## TASK DETAILS
Wherever the string "spalvu" occurs in a line of these records, report that line.

Stored items from a collection:
--*--

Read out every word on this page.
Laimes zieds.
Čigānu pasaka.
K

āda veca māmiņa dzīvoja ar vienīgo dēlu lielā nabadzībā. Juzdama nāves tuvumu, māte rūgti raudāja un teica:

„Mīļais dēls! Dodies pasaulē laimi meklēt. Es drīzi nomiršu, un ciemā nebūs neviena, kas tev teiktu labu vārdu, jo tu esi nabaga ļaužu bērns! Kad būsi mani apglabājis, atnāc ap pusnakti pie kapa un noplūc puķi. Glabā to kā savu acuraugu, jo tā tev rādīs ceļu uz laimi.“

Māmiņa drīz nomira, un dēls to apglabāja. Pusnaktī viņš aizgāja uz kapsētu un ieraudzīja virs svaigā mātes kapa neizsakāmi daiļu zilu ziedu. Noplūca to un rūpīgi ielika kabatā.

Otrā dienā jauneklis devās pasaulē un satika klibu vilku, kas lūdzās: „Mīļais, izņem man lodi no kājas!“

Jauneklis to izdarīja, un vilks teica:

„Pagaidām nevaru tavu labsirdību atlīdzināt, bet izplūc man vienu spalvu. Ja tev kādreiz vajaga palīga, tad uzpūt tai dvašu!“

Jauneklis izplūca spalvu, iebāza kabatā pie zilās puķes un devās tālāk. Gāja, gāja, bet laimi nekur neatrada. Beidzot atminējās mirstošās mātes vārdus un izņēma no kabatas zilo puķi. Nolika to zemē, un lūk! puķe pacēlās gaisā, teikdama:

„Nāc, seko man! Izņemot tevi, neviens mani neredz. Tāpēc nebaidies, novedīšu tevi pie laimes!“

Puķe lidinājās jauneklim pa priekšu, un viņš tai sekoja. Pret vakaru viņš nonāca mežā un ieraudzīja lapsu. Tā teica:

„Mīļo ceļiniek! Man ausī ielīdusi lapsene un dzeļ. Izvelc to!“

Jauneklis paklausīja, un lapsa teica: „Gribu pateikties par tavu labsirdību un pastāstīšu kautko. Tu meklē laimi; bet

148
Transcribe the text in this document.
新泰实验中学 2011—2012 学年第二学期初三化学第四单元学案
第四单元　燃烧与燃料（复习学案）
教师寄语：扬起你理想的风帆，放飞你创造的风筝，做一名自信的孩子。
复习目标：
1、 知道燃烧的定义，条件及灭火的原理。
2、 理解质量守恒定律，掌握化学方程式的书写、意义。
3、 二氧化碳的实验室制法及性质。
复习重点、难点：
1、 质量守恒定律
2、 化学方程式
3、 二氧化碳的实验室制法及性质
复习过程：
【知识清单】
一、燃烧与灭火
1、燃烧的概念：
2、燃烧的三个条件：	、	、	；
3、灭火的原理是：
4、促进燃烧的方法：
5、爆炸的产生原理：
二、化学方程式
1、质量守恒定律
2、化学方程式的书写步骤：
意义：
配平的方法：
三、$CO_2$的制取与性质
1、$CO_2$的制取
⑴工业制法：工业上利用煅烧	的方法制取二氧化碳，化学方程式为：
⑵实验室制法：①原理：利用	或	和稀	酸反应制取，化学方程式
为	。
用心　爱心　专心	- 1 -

--*--

## WRITTEN SOLUTION
„Pagaidām nevaru tavu labsirdību atlīdzināt, bet izplūc man vienu spalvu. Ja tev kādreiz vajaga palīga, tad uzpūt tai dvašu!“
Jauneklis izplūca spalvu, iebāza kabatā pie zilās puķes un devās tālāk. Gāja, gāja, bet laimi nekur neatrada. Beidzot atminējās mirstošās mātes vārdus un izņēma no kabatas zilo puķi. Nolika to zemē, un lūk! puķe pacēlās gaisā, teikdama:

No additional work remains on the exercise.